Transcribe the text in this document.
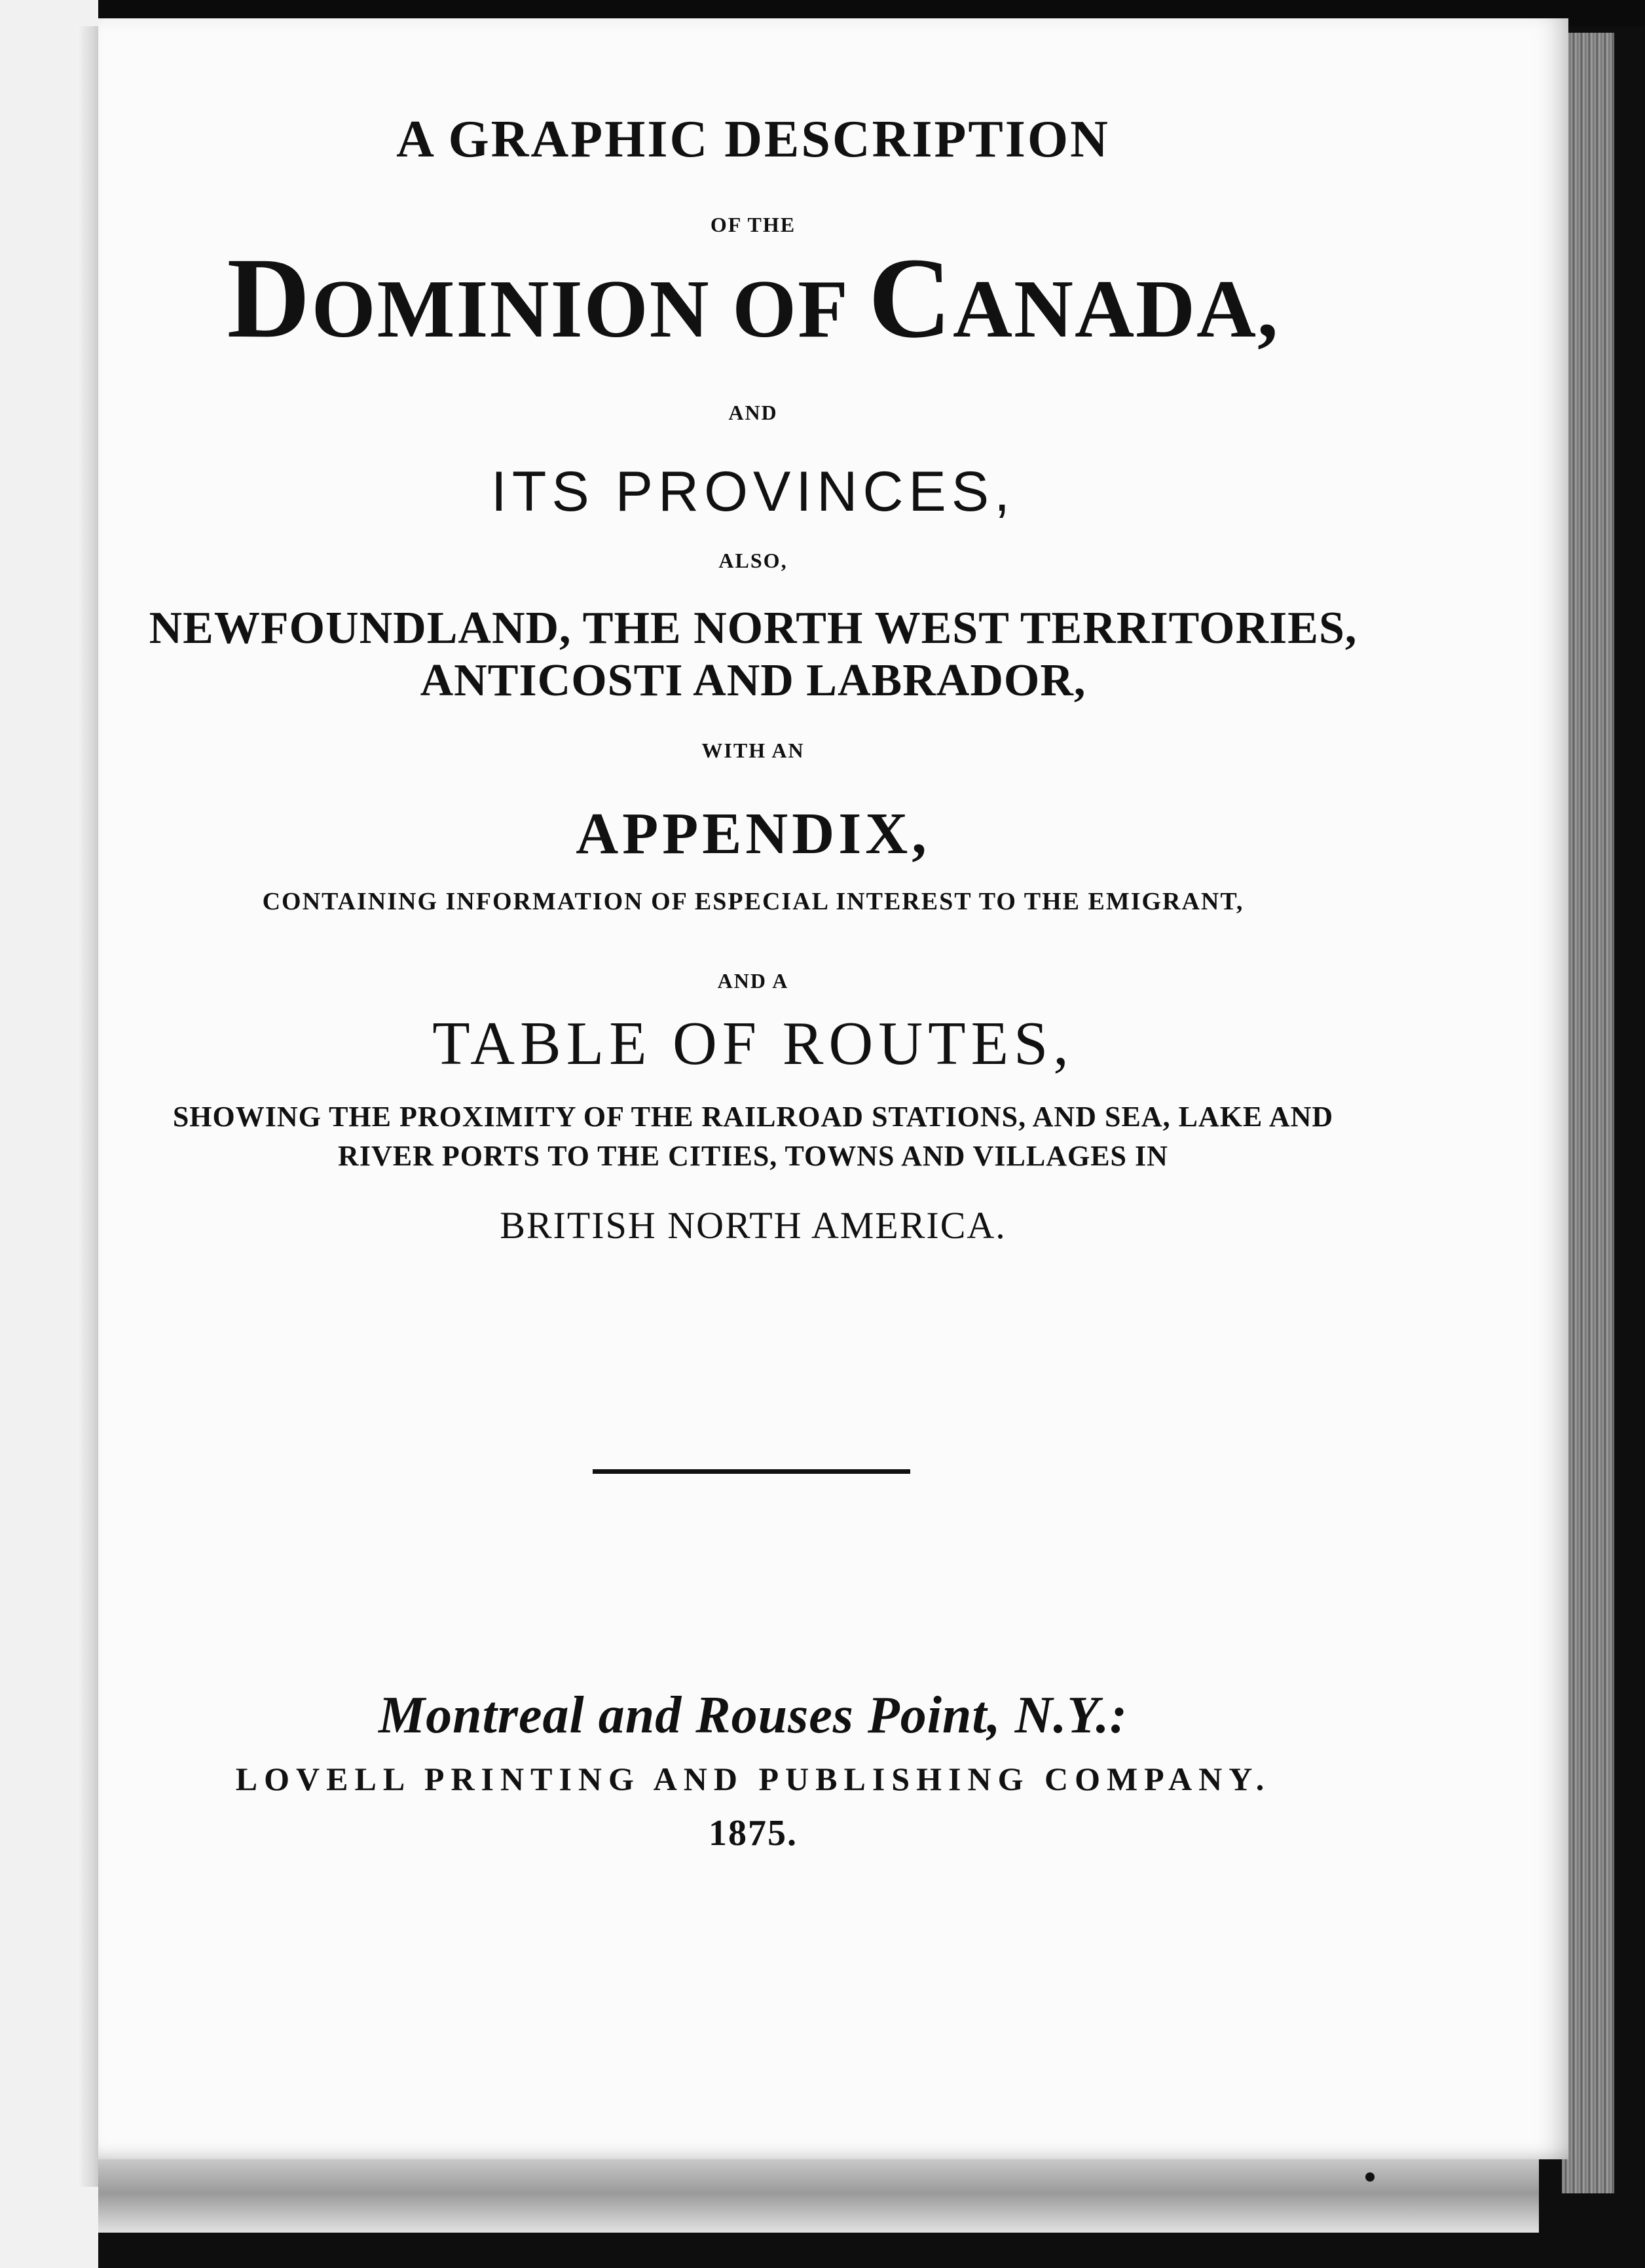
A GRAPHIC DESCRIPTION
OF THE
DOMINION OF CANADA,
AND
ITS PROVINCES,
ALSO,
NEWFOUNDLAND, THE NORTH WEST TERRITORIES,
ANTICOSTI AND LABRADOR,
WITH AN
APPENDIX,
CONTAINING INFORMATION OF ESPECIAL INTEREST TO THE EMIGRANT,
AND A
TABLE OF ROUTES,
SHOWING THE PROXIMITY OF THE RAILROAD STATIONS, AND SEA, LAKE AND
RIVER PORTS TO THE CITIES, TOWNS AND VILLAGES IN
BRITISH NORTH AMERICA.
Montreal and Rouses Point, N.Y.:
LOVELL PRINTING AND PUBLISHING COMPANY.
1875.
- - - - -
■ Task to carry out:
Return the listing above unchanged, apart from dropping its pictures.

■ Result:
Transcribe the text in this document.
A GRAPHIC DESCRIPTION
OF THE
DOMINION OF CANADA,
AND
ITS PROVINCES,
ALSO,
NEWFOUNDLAND, THE NORTH WEST TERRITORIES,
ANTICOSTI AND LABRADOR,
WITH AN
APPENDIX,
CONTAINING INFORMATION OF ESPECIAL INTEREST TO THE EMIGRANT,
AND A
TABLE OF ROUTES,
SHOWING THE PROXIMITY OF THE RAILROAD STATIONS, AND SEA, LAKE AND
RIVER PORTS TO THE CITIES, TOWNS AND VILLAGES IN
BRITISH NORTH AMERICA.
Montreal and Rouses Point, N.Y.:
LOVELL PRINTING AND PUBLISHING COMPANY.
1875.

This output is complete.